* [Available records]:
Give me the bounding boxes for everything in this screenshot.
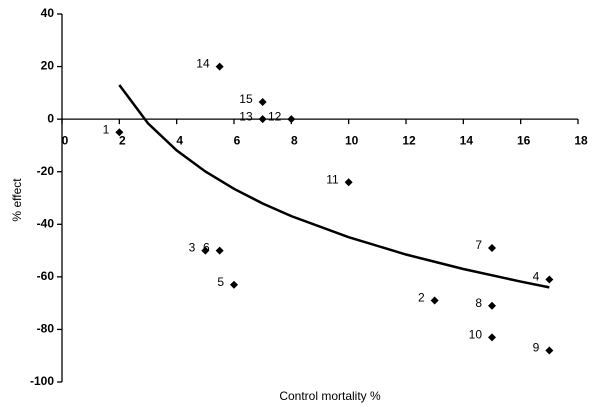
point bbox=[215, 62, 224, 71]
x-tick-label: 6 bbox=[234, 133, 241, 147]
point-label: 7 bbox=[475, 238, 482, 252]
point bbox=[545, 346, 554, 355]
point-label: 10 bbox=[469, 327, 483, 341]
y-tick-label: -20 bbox=[37, 164, 55, 178]
point bbox=[258, 98, 267, 107]
x-tick-label: 12 bbox=[402, 133, 416, 147]
y-tick-label: -40 bbox=[37, 216, 55, 230]
x-tick-label: 4 bbox=[176, 133, 183, 147]
point bbox=[430, 296, 439, 305]
y-tick-label: -60 bbox=[37, 269, 55, 283]
point bbox=[545, 275, 554, 284]
y-tick-label: 0 bbox=[47, 111, 54, 125]
point bbox=[488, 243, 496, 252]
x-tick-label: 16 bbox=[517, 133, 531, 147]
point-label: 6 bbox=[203, 241, 210, 255]
point-label: 8 bbox=[475, 296, 482, 310]
point bbox=[201, 246, 210, 255]
y-tick-label: 40 bbox=[41, 6, 55, 20]
point bbox=[287, 115, 296, 124]
point bbox=[488, 301, 496, 310]
x-tick-label: 10 bbox=[345, 133, 359, 147]
x-tick-label: 18 bbox=[574, 133, 588, 147]
point-label: 4 bbox=[533, 270, 540, 284]
point-label: 3 bbox=[189, 241, 196, 255]
y-axis-label: % effect bbox=[10, 178, 24, 222]
y-tick-label: -100 bbox=[30, 374, 54, 388]
x-tick-label: 2 bbox=[119, 133, 126, 147]
y-tick-label: -80 bbox=[37, 322, 55, 336]
point bbox=[215, 246, 224, 255]
point bbox=[344, 178, 353, 187]
x-axis-label: Control mortality % bbox=[279, 389, 381, 403]
point-label: 14 bbox=[196, 57, 210, 71]
point bbox=[230, 280, 238, 289]
point-label: 13 bbox=[239, 109, 253, 123]
point-label: 1 bbox=[103, 122, 110, 136]
point-label: 9 bbox=[533, 341, 540, 355]
point bbox=[258, 115, 267, 124]
x-tick-label: 0 bbox=[62, 133, 69, 147]
point bbox=[488, 333, 496, 342]
x-tick-label: 8 bbox=[291, 133, 298, 147]
point-label: 2 bbox=[418, 291, 425, 305]
point-label: 15 bbox=[239, 92, 253, 106]
x-tick-label: 14 bbox=[460, 133, 474, 147]
fit-curve bbox=[118, 84, 550, 289]
y-tick-label: 20 bbox=[41, 59, 55, 73]
point bbox=[115, 128, 124, 137]
point-label: 12 bbox=[268, 109, 282, 123]
point-label: 5 bbox=[217, 275, 224, 289]
point-label: 11 bbox=[326, 172, 339, 186]
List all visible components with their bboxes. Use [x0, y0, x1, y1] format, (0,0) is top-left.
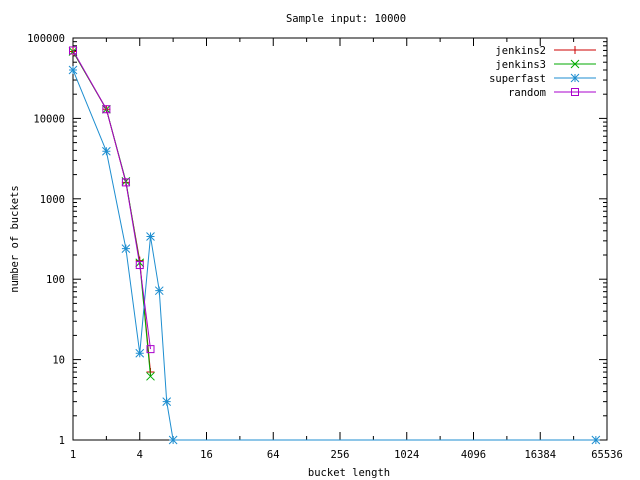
legend-marker-random	[571, 88, 579, 96]
legend-marker-superfast	[570, 73, 580, 83]
legend-marker-jenkins2	[571, 46, 579, 54]
x-tick-label: 256	[331, 449, 350, 461]
x-axis-label: bucket length	[308, 467, 390, 479]
x-tick-label: 4096	[461, 449, 486, 461]
data-point-random	[69, 46, 77, 55]
data-point-superfast	[102, 146, 111, 156]
data-point-superfast	[68, 65, 78, 75]
legend-label-random: random	[508, 87, 546, 99]
legend-marker-jenkins3	[570, 59, 580, 69]
y-axis: 1 10 100 1000 10000 100000	[27, 33, 607, 447]
series-line-superfast	[72, 69, 596, 441]
y-tick-label: 10000	[33, 113, 65, 125]
series-line-random	[72, 50, 151, 350]
y-axis-label: number of buckets	[9, 185, 21, 292]
x-axis: 1 4 16 64 256 1024 4096 16384 65536	[70, 38, 623, 461]
data-point-superfast	[146, 232, 155, 241]
data-point-random	[135, 261, 144, 270]
data-point-superfast	[162, 397, 172, 406]
data-point-random	[121, 178, 130, 187]
data-point-superfast	[121, 244, 131, 253]
data-point-random	[102, 105, 111, 114]
x-tick-label: 1	[70, 449, 76, 461]
series-jenkins2	[69, 47, 155, 377]
x-tick-label: 4	[137, 449, 143, 461]
y-tick-label: 100000	[27, 33, 65, 45]
data-point-superfast	[591, 435, 601, 445]
x-tick-label: 16384	[524, 449, 556, 461]
data-point-random	[146, 345, 155, 354]
legend-label-jenkins2: jenkins2	[495, 45, 546, 57]
x-tick-label: 64	[267, 449, 280, 461]
y-tick-label: 100	[46, 274, 65, 286]
series-superfast	[68, 65, 601, 445]
y-tick-label: 1000	[40, 194, 65, 206]
x-tick-label: 16	[200, 449, 213, 461]
x-tick-label: 1024	[394, 449, 419, 461]
legend: jenkins2 jenkins3 superfast random	[489, 45, 596, 99]
chart-title: Sample input: 10000	[286, 13, 406, 25]
series-random	[69, 46, 155, 354]
legend-label-jenkins3: jenkins3	[495, 59, 546, 71]
series-layer	[68, 46, 601, 445]
x-tick-label: 65536	[591, 449, 623, 461]
y-tick-label: 10	[52, 355, 65, 367]
data-point-superfast	[154, 286, 164, 296]
data-point-superfast	[168, 435, 178, 445]
data-point-jenkins3	[146, 371, 155, 381]
series-line-jenkins3	[72, 51, 151, 377]
y-tick-label: 1	[59, 435, 65, 447]
data-point-superfast	[135, 348, 145, 358]
legend-label-superfast: superfast	[489, 73, 546, 85]
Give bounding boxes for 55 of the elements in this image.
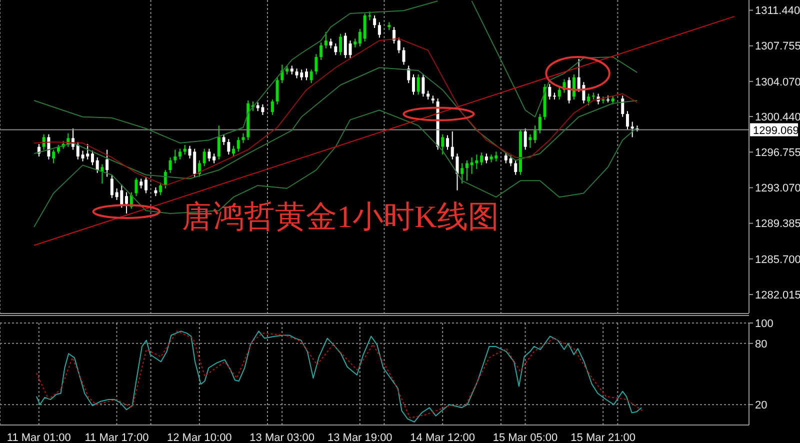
candlestick <box>52 149 56 164</box>
candlestick <box>227 138 230 156</box>
candlestick <box>324 31 328 49</box>
x-tick-label: 11 Mar 01:00 <box>6 432 71 443</box>
x-tick-label: 14 Mar 12:00 <box>410 432 476 443</box>
candlestick <box>450 130 454 160</box>
candlestick <box>456 153 459 191</box>
y-tick-label: 100 <box>755 318 774 330</box>
candlestick <box>178 148 182 160</box>
candlestick <box>339 33 342 56</box>
candlestick <box>416 74 420 96</box>
candlestick <box>480 152 484 166</box>
candlestick <box>568 76 571 104</box>
y-tick-label: 1311.440 <box>755 5 800 18</box>
candlestick <box>320 42 323 60</box>
candlestick <box>106 149 109 178</box>
candlestick <box>446 134 450 150</box>
candlestick <box>344 32 347 58</box>
candlestick <box>304 68 308 81</box>
x-tick-label: 13 Mar 19:00 <box>327 432 392 443</box>
candlestick <box>441 134 444 156</box>
candlestick <box>422 74 425 98</box>
candlestick <box>465 160 468 182</box>
candlestick <box>168 156 172 174</box>
x-tick-label: 13 Mar 03:00 <box>250 432 315 443</box>
candlestick <box>76 142 80 160</box>
candlestick <box>208 148 211 162</box>
candlestick <box>90 150 94 166</box>
candlestick <box>538 113 542 134</box>
candlestick <box>329 38 332 49</box>
x-tick-label: 12 Mar 10:00 <box>166 432 232 443</box>
text: 唐鸿哲黄金1小时K线图 <box>182 198 499 236</box>
candlestick <box>460 162 464 184</box>
candlestick <box>42 134 46 150</box>
candlestick <box>222 134 226 146</box>
candlestick <box>232 145 236 157</box>
candlestick <box>314 54 318 75</box>
ref-line-label: 1299.069 <box>753 124 799 137</box>
candlestick <box>202 148 206 167</box>
candlestick <box>310 69 313 84</box>
candlestick <box>334 42 338 56</box>
candlestick <box>548 84 552 100</box>
candlestick <box>212 153 216 164</box>
candlestick <box>558 86 561 100</box>
x-tick-label: 15 Mar 21:00 <box>570 432 636 443</box>
candlestick <box>217 125 220 160</box>
y-tick-label: 20 <box>755 400 768 412</box>
candlestick <box>174 149 177 164</box>
candlestick <box>412 74 415 96</box>
candlestick <box>348 40 352 58</box>
x-tick-label: 15 Mar 05:00 <box>492 432 558 443</box>
candlestick <box>587 93 590 106</box>
y-tick-label: 80 <box>755 338 768 350</box>
candlestick <box>96 156 99 174</box>
x-tick-label: 11 Mar 17:00 <box>84 432 149 443</box>
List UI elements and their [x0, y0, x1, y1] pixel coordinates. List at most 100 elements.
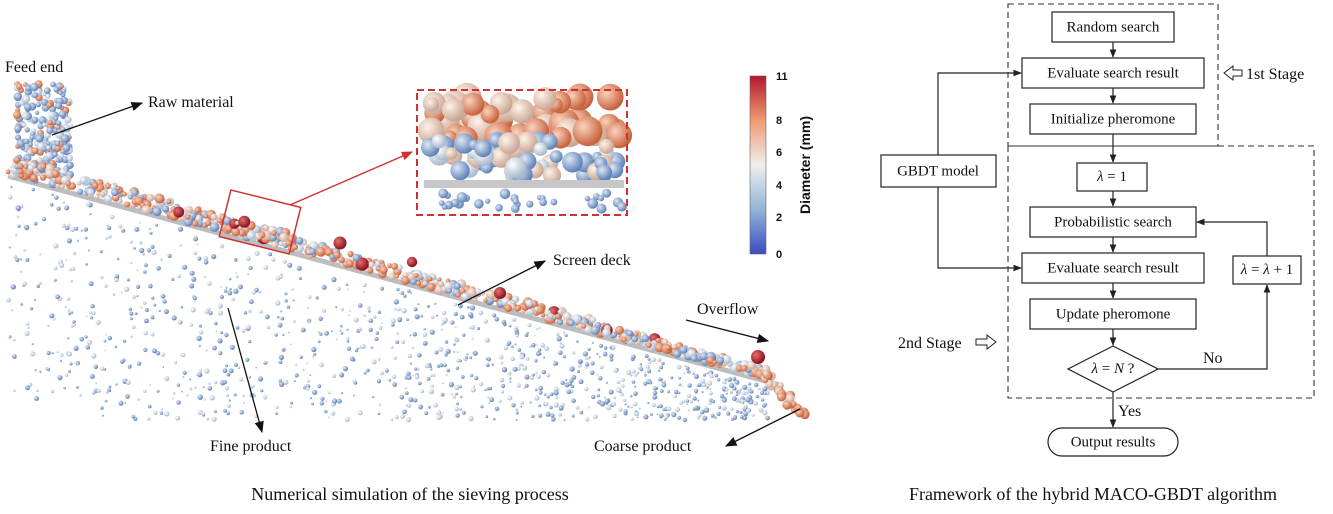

* [Exercise]: Update the rows, starting from the first line and running through the line containing "List all visible", by replacing "% effect" with "Percent effect" and keeping everything else the same. Leave the pictures out.

* [Problem solution]:
Give me the bounding boxes for everything in this screenshot.
point bbox=[215, 62, 224, 71]
x-tick-label: 6 bbox=[234, 133, 241, 147]
point-label: 7 bbox=[475, 238, 482, 252]
point bbox=[545, 346, 554, 355]
point-label: 10 bbox=[469, 327, 483, 341]
y-tick-label: -20 bbox=[37, 164, 55, 178]
point bbox=[258, 98, 267, 107]
x-tick-label: 12 bbox=[402, 133, 416, 147]
y-tick-label: -40 bbox=[37, 216, 55, 230]
x-tick-label: 4 bbox=[176, 133, 183, 147]
point bbox=[430, 296, 439, 305]
y-tick-label: -60 bbox=[37, 269, 55, 283]
point bbox=[545, 275, 554, 284]
y-tick-label: 0 bbox=[47, 111, 54, 125]
point bbox=[488, 243, 496, 252]
x-tick-label: 16 bbox=[517, 133, 531, 147]
point-label: 6 bbox=[203, 241, 210, 255]
point-label: 8 bbox=[475, 296, 482, 310]
point bbox=[201, 246, 210, 255]
y-tick-label: 40 bbox=[41, 6, 55, 20]
point bbox=[287, 115, 296, 124]
point bbox=[488, 301, 496, 310]
x-tick-label: 10 bbox=[345, 133, 359, 147]
x-tick-label: 18 bbox=[574, 133, 588, 147]
point-label: 4 bbox=[533, 270, 540, 284]
point-label: 3 bbox=[189, 241, 196, 255]
y-axis-label: Percent effect bbox=[10, 178, 24, 222]
y-tick-label: -100 bbox=[30, 374, 54, 388]
x-tick-label: 2 bbox=[119, 133, 126, 147]
y-tick-label: -80 bbox=[37, 322, 55, 336]
point bbox=[215, 246, 224, 255]
point bbox=[344, 178, 353, 187]
x-axis-label: Control mortality % bbox=[279, 389, 381, 403]
point-label: 14 bbox=[196, 57, 210, 71]
point bbox=[230, 280, 238, 289]
point-label: 13 bbox=[239, 109, 253, 123]
point-label: 1 bbox=[103, 122, 110, 136]
point-label: 9 bbox=[533, 341, 540, 355]
point bbox=[258, 115, 267, 124]
x-tick-label: 0 bbox=[62, 133, 69, 147]
point bbox=[488, 333, 496, 342]
x-tick-label: 8 bbox=[291, 133, 298, 147]
point-label: 2 bbox=[418, 291, 425, 305]
point-label: 15 bbox=[239, 92, 253, 106]
x-tick-label: 14 bbox=[460, 133, 474, 147]
fit-curve bbox=[118, 84, 550, 289]
y-tick-label: 20 bbox=[41, 59, 55, 73]
point bbox=[115, 128, 124, 137]
point-label: 12 bbox=[268, 109, 282, 123]
point-label: 5 bbox=[217, 275, 224, 289]
point-label: 11 bbox=[326, 172, 339, 186]
List all visible components with their bboxes. Use [x0, y0, x1, y1] format, (0,0) is top-left.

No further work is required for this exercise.